- _Data entries_:

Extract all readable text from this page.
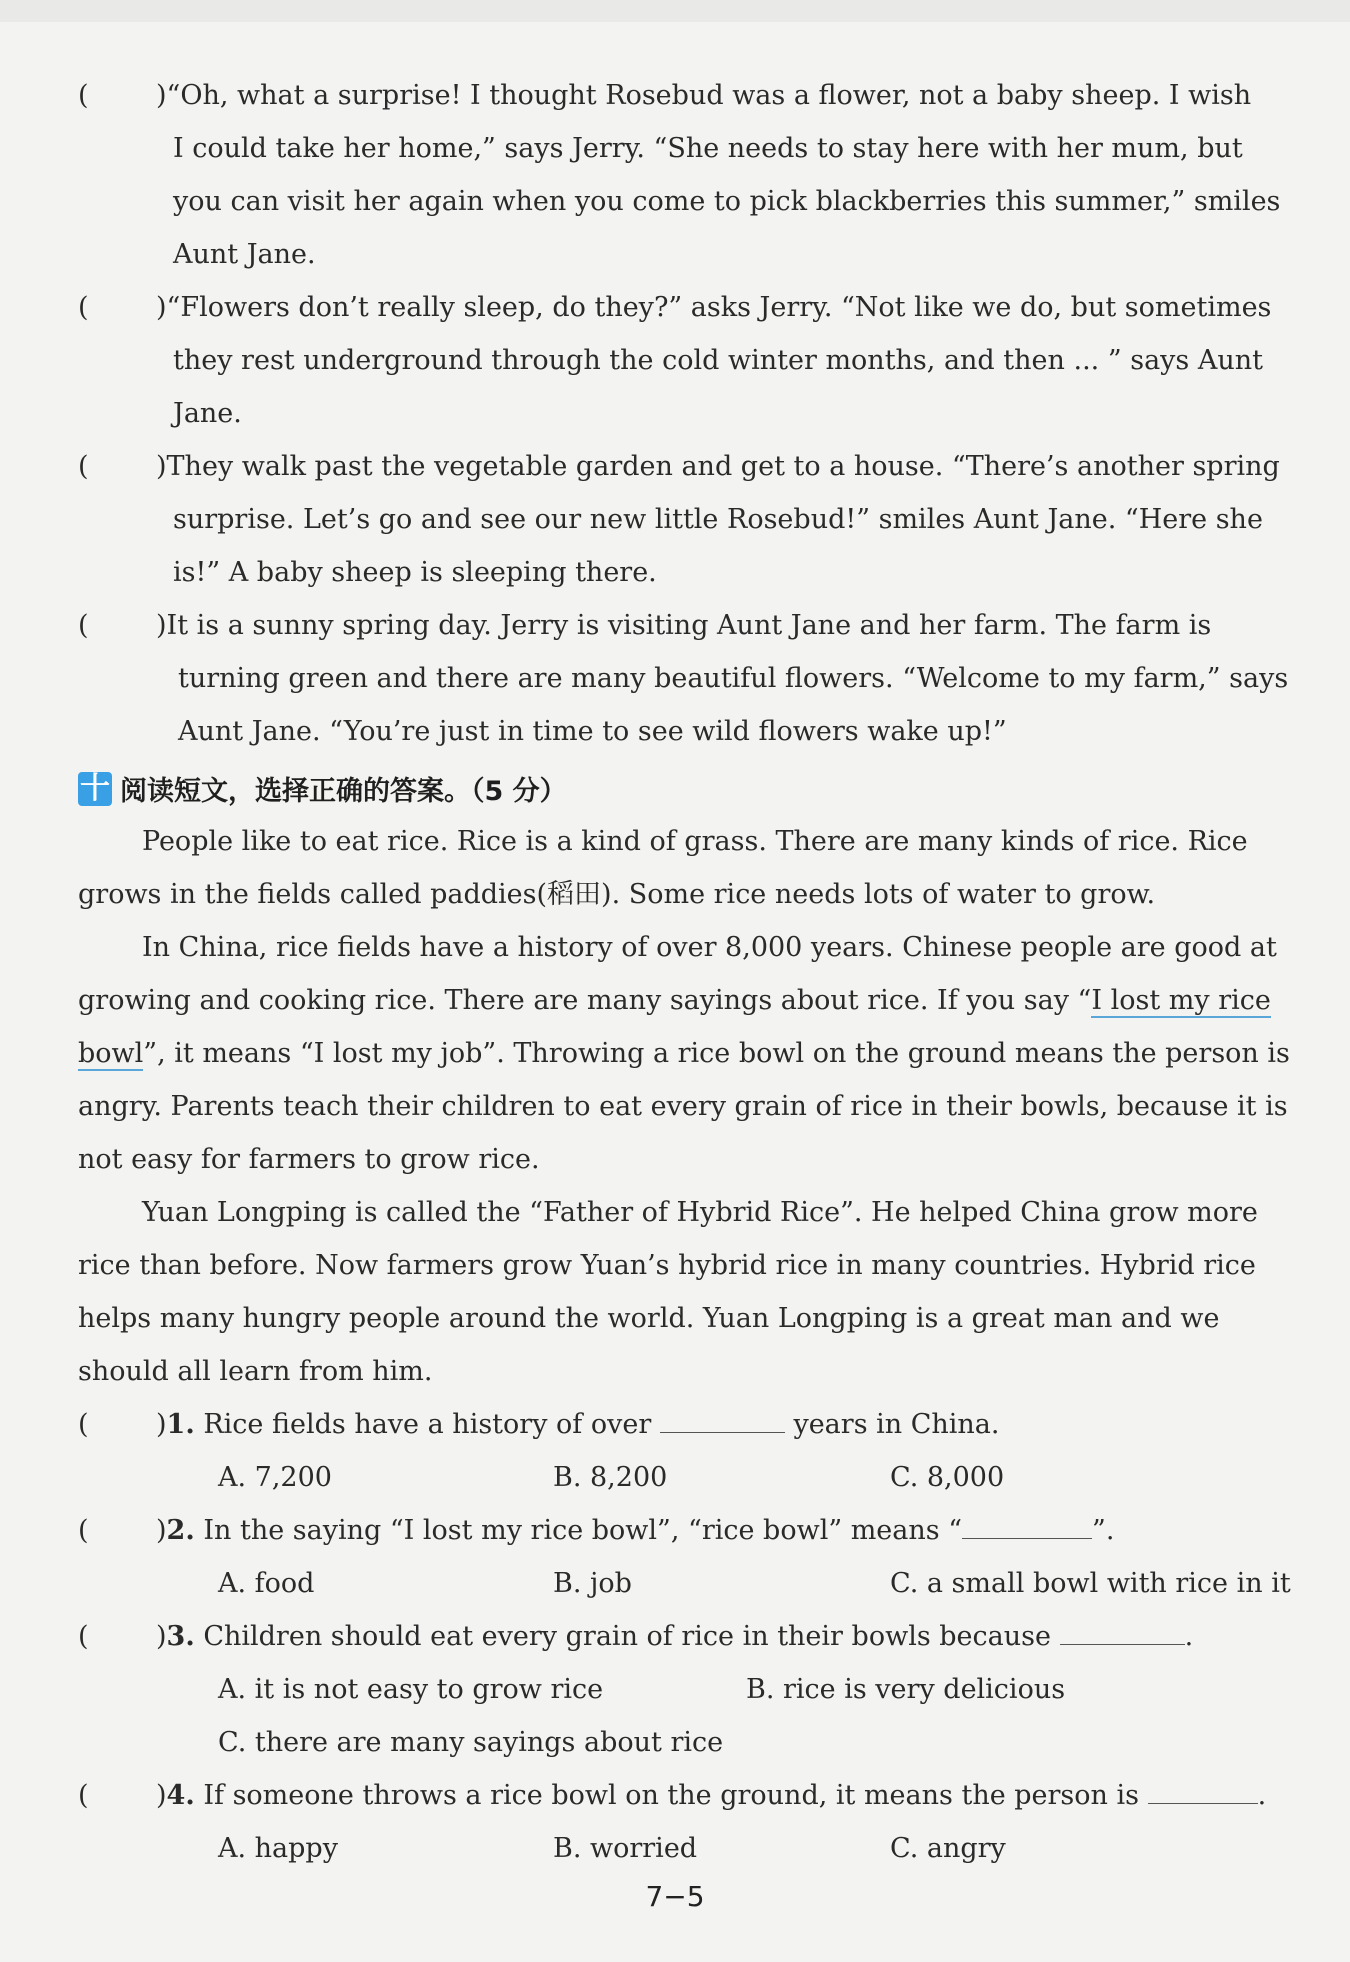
( )“Oh, what a surprise! I thought Rosebud was a flower, not a baby sheep. I wish
I could take her home,” says Jerry. “She needs to stay here with her mum, but
you can visit her again when you come to pick blackberries this summer,” smiles
Aunt Jane.
( )“Flowers don’t really sleep, do they?” asks Jerry. “Not like we do, but sometimes
they rest underground through the cold winter months, and then ... ” says Aunt
Jane.
( )They walk past the vegetable garden and get to a house. “There’s another spring
surprise. Let’s go and see our new little Rosebud!” smiles Aunt Jane. “Here she
is!” A baby sheep is sleeping there.
( )It is a sunny spring day. Jerry is visiting Aunt Jane and her farm. The farm is
turning green and there are many beautiful flowers. “Welcome to my farm,” says
Aunt Jane. “You’re just in time to see wild flowers wake up!”
十 阅读短文，选择正确的答案。（5 分）
People like to eat rice. Rice is a kind of grass. There are many kinds of rice. Rice
grows in the fields called paddies(稻田). Some rice needs lots of water to grow.
In China, rice fields have a history of over 8,000 years. Chinese people are good at
growing and cooking rice. There are many sayings about rice. If you say “I lost my rice
bowl”, it means “I lost my job”. Throwing a rice bowl on the ground means the person is
angry. Parents teach their children to eat every grain of rice in their bowls, because it is
not easy for farmers to grow rice.
Yuan Longping is called the “Father of Hybrid Rice”. He helped China grow more
rice than before. Now farmers grow Yuan’s hybrid rice in many countries. Hybrid rice
helps many hungry people around the world. Yuan Longping is a great man and we
should all learn from him.
( )1. Rice fields have a history of over	years in China.
A. 7,200	B. 8,200	C. 8,000
( )2. In the saying “I lost my rice bowl”, “rice bowl” means “	”.
A. food	B. job	C. a small bowl with rice in it
( )3. Children should eat every grain of rice in their bowls because	.
A. it is not easy to grow rice	B. rice is very delicious
C. there are many sayings about rice
( )4. If someone throws a rice bowl on the ground, it means the person is	.
A. happy	B. worried	C. angry
7−5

- _SET PROBLEM_:
Transcribe each line above verbatim, with the pictures left out.

- _TASK RESULT_:
Extract all readable text from this page.
( )“Oh, what a surprise! I thought Rosebud was a flower, not a baby sheep. I wish
I could take her home,” says Jerry. “She needs to stay here with her mum, but
you can visit her again when you come to pick blackberries this summer,” smiles
Aunt Jane.
( )“Flowers don’t really sleep, do they?” asks Jerry. “Not like we do, but sometimes
they rest underground through the cold winter months, and then ... ” says Aunt
Jane.
( )They walk past the vegetable garden and get to a house. “There’s another spring
surprise. Let’s go and see our new little Rosebud!” smiles Aunt Jane. “Here she
is!” A baby sheep is sleeping there.
( )It is a sunny spring day. Jerry is visiting Aunt Jane and her farm. The farm is
turning green and there are many beautiful flowers. “Welcome to my farm,” says
Aunt Jane. “You’re just in time to see wild flowers wake up!”
十 阅读短文，选择正确的答案。（5 分）
People like to eat rice. Rice is a kind of grass. There are many kinds of rice. Rice
grows in the fields called paddies(稻田). Some rice needs lots of water to grow.
In China, rice fields have a history of over 8,000 years. Chinese people are good at
growing and cooking rice. There are many sayings about rice. If you say “I lost my rice
bowl”, it means “I lost my job”. Throwing a rice bowl on the ground means the person is
angry. Parents teach their children to eat every grain of rice in their bowls, because it is
not easy for farmers to grow rice.
Yuan Longping is called the “Father of Hybrid Rice”. He helped China grow more
rice than before. Now farmers grow Yuan’s hybrid rice in many countries. Hybrid rice
helps many hungry people around the world. Yuan Longping is a great man and we
should all learn from him.
( )1. Rice fields have a history of over	years in China.
A. 7,200	B. 8,200	C. 8,000
( )2. In the saying “I lost my rice bowl”, “rice bowl” means “	”.
A. food	B. job	C. a small bowl with rice in it
( )3. Children should eat every grain of rice in their bowls because	.
A. it is not easy to grow rice	B. rice is very delicious
C. there are many sayings about rice
( )4. If someone throws a rice bowl on the ground, it means the person is	.
A. happy	B. worried	C. angry
7−5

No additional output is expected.